**RECORDS FOR THIS TASK**
>> START
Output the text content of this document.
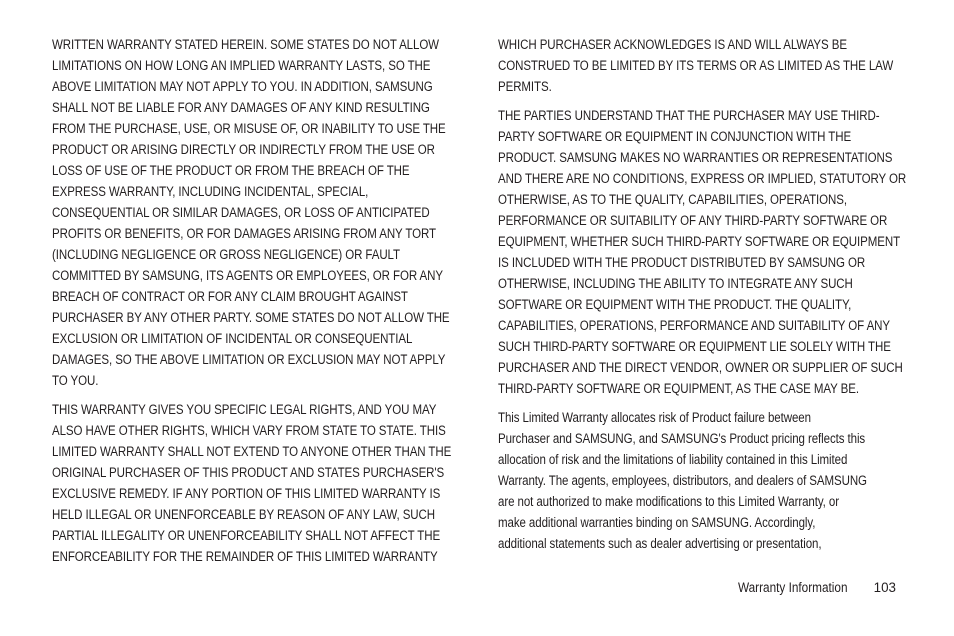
WRITTEN WARRANTY STATED HEREIN. SOME STATES DO NOT ALLOW
LIMITATIONS ON HOW LONG AN IMPLIED WARRANTY LASTS, SO THE
ABOVE LIMITATION MAY NOT APPLY TO YOU. IN ADDITION, SAMSUNG
SHALL NOT BE LIABLE FOR ANY DAMAGES OF ANY KIND RESULTING
FROM THE PURCHASE, USE, OR MISUSE OF, OR INABILITY TO USE THE
PRODUCT OR ARISING DIRECTLY OR INDIRECTLY FROM THE USE OR
LOSS OF USE OF THE PRODUCT OR FROM THE BREACH OF THE
EXPRESS WARRANTY, INCLUDING INCIDENTAL, SPECIAL,
CONSEQUENTIAL OR SIMILAR DAMAGES, OR LOSS OF ANTICIPATED
PROFITS OR BENEFITS, OR FOR DAMAGES ARISING FROM ANY TORT
(INCLUDING NEGLIGENCE OR GROSS NEGLIGENCE) OR FAULT
COMMITTED BY SAMSUNG, ITS AGENTS OR EMPLOYEES, OR FOR ANY
BREACH OF CONTRACT OR FOR ANY CLAIM BROUGHT AGAINST
PURCHASER BY ANY OTHER PARTY. SOME STATES DO NOT ALLOW THE
EXCLUSION OR LIMITATION OF INCIDENTAL OR CONSEQUENTIAL
DAMAGES, SO THE ABOVE LIMITATION OR EXCLUSION MAY NOT APPLY
TO YOU.
THIS WARRANTY GIVES YOU SPECIFIC LEGAL RIGHTS, AND YOU MAY
ALSO HAVE OTHER RIGHTS, WHICH VARY FROM STATE TO STATE. THIS
LIMITED WARRANTY SHALL NOT EXTEND TO ANYONE OTHER THAN THE
ORIGINAL PURCHASER OF THIS PRODUCT AND STATES PURCHASER'S
EXCLUSIVE REMEDY. IF ANY PORTION OF THIS LIMITED WARRANTY IS
HELD ILLEGAL OR UNENFORCEABLE BY REASON OF ANY LAW, SUCH
PARTIAL ILLEGALITY OR UNENFORCEABILITY SHALL NOT AFFECT THE
ENFORCEABILITY FOR THE REMAINDER OF THIS LIMITED WARRANTY
WHICH PURCHASER ACKNOWLEDGES IS AND WILL ALWAYS BE
CONSTRUED TO BE LIMITED BY ITS TERMS OR AS LIMITED AS THE LAW
PERMITS.
THE PARTIES UNDERSTAND THAT THE PURCHASER MAY USE THIRD-
PARTY SOFTWARE OR EQUIPMENT IN CONJUNCTION WITH THE
PRODUCT. SAMSUNG MAKES NO WARRANTIES OR REPRESENTATIONS
AND THERE ARE NO CONDITIONS, EXPRESS OR IMPLIED, STATUTORY OR
OTHERWISE, AS TO THE QUALITY, CAPABILITIES, OPERATIONS,
PERFORMANCE OR SUITABILITY OF ANY THIRD-PARTY SOFTWARE OR
EQUIPMENT, WHETHER SUCH THIRD-PARTY SOFTWARE OR EQUIPMENT
IS INCLUDED WITH THE PRODUCT DISTRIBUTED BY SAMSUNG OR
OTHERWISE, INCLUDING THE ABILITY TO INTEGRATE ANY SUCH
SOFTWARE OR EQUIPMENT WITH THE PRODUCT. THE QUALITY,
CAPABILITIES, OPERATIONS, PERFORMANCE AND SUITABILITY OF ANY
SUCH THIRD-PARTY SOFTWARE OR EQUIPMENT LIE SOLELY WITH THE
PURCHASER AND THE DIRECT VENDOR, OWNER OR SUPPLIER OF SUCH
THIRD-PARTY SOFTWARE OR EQUIPMENT, AS THE CASE MAY BE.
This Limited Warranty allocates risk of Product failure between
Purchaser and SAMSUNG, and SAMSUNG's Product pricing reflects this
allocation of risk and the limitations of liability contained in this Limited
Warranty. The agents, employees, distributors, and dealers of SAMSUNG
are not authorized to make modifications to this Limited Warranty, or
make additional warranties binding on SAMSUNG. Accordingly,
additional statements such as dealer advertising or presentation,
Warranty Information 103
>> END
**WORK TO BE COMPLETED**
Copy out the listing exactly as it stands, but not the pictures.

**RESPONSE BELOW**
Output the text content of this document.
WRITTEN WARRANTY STATED HEREIN. SOME STATES DO NOT ALLOW
LIMITATIONS ON HOW LONG AN IMPLIED WARRANTY LASTS, SO THE
ABOVE LIMITATION MAY NOT APPLY TO YOU. IN ADDITION, SAMSUNG
SHALL NOT BE LIABLE FOR ANY DAMAGES OF ANY KIND RESULTING
FROM THE PURCHASE, USE, OR MISUSE OF, OR INABILITY TO USE THE
PRODUCT OR ARISING DIRECTLY OR INDIRECTLY FROM THE USE OR
LOSS OF USE OF THE PRODUCT OR FROM THE BREACH OF THE
EXPRESS WARRANTY, INCLUDING INCIDENTAL, SPECIAL,
CONSEQUENTIAL OR SIMILAR DAMAGES, OR LOSS OF ANTICIPATED
PROFITS OR BENEFITS, OR FOR DAMAGES ARISING FROM ANY TORT
(INCLUDING NEGLIGENCE OR GROSS NEGLIGENCE) OR FAULT
COMMITTED BY SAMSUNG, ITS AGENTS OR EMPLOYEES, OR FOR ANY
BREACH OF CONTRACT OR FOR ANY CLAIM BROUGHT AGAINST
PURCHASER BY ANY OTHER PARTY. SOME STATES DO NOT ALLOW THE
EXCLUSION OR LIMITATION OF INCIDENTAL OR CONSEQUENTIAL
DAMAGES, SO THE ABOVE LIMITATION OR EXCLUSION MAY NOT APPLY
TO YOU.
THIS WARRANTY GIVES YOU SPECIFIC LEGAL RIGHTS, AND YOU MAY
ALSO HAVE OTHER RIGHTS, WHICH VARY FROM STATE TO STATE. THIS
LIMITED WARRANTY SHALL NOT EXTEND TO ANYONE OTHER THAN THE
ORIGINAL PURCHASER OF THIS PRODUCT AND STATES PURCHASER'S
EXCLUSIVE REMEDY. IF ANY PORTION OF THIS LIMITED WARRANTY IS
HELD ILLEGAL OR UNENFORCEABLE BY REASON OF ANY LAW, SUCH
PARTIAL ILLEGALITY OR UNENFORCEABILITY SHALL NOT AFFECT THE
ENFORCEABILITY FOR THE REMAINDER OF THIS LIMITED WARRANTY
WHICH PURCHASER ACKNOWLEDGES IS AND WILL ALWAYS BE
CONSTRUED TO BE LIMITED BY ITS TERMS OR AS LIMITED AS THE LAW
PERMITS.
THE PARTIES UNDERSTAND THAT THE PURCHASER MAY USE THIRD-
PARTY SOFTWARE OR EQUIPMENT IN CONJUNCTION WITH THE
PRODUCT. SAMSUNG MAKES NO WARRANTIES OR REPRESENTATIONS
AND THERE ARE NO CONDITIONS, EXPRESS OR IMPLIED, STATUTORY OR
OTHERWISE, AS TO THE QUALITY, CAPABILITIES, OPERATIONS,
PERFORMANCE OR SUITABILITY OF ANY THIRD-PARTY SOFTWARE OR
EQUIPMENT, WHETHER SUCH THIRD-PARTY SOFTWARE OR EQUIPMENT
IS INCLUDED WITH THE PRODUCT DISTRIBUTED BY SAMSUNG OR
OTHERWISE, INCLUDING THE ABILITY TO INTEGRATE ANY SUCH
SOFTWARE OR EQUIPMENT WITH THE PRODUCT. THE QUALITY,
CAPABILITIES, OPERATIONS, PERFORMANCE AND SUITABILITY OF ANY
SUCH THIRD-PARTY SOFTWARE OR EQUIPMENT LIE SOLELY WITH THE
PURCHASER AND THE DIRECT VENDOR, OWNER OR SUPPLIER OF SUCH
THIRD-PARTY SOFTWARE OR EQUIPMENT, AS THE CASE MAY BE.
This Limited Warranty allocates risk of Product failure between
Purchaser and SAMSUNG, and SAMSUNG's Product pricing reflects this
allocation of risk and the limitations of liability contained in this Limited
Warranty. The agents, employees, distributors, and dealers of SAMSUNG
are not authorized to make modifications to this Limited Warranty, or
make additional warranties binding on SAMSUNG. Accordingly,
additional statements such as dealer advertising or presentation,
Warranty Information 103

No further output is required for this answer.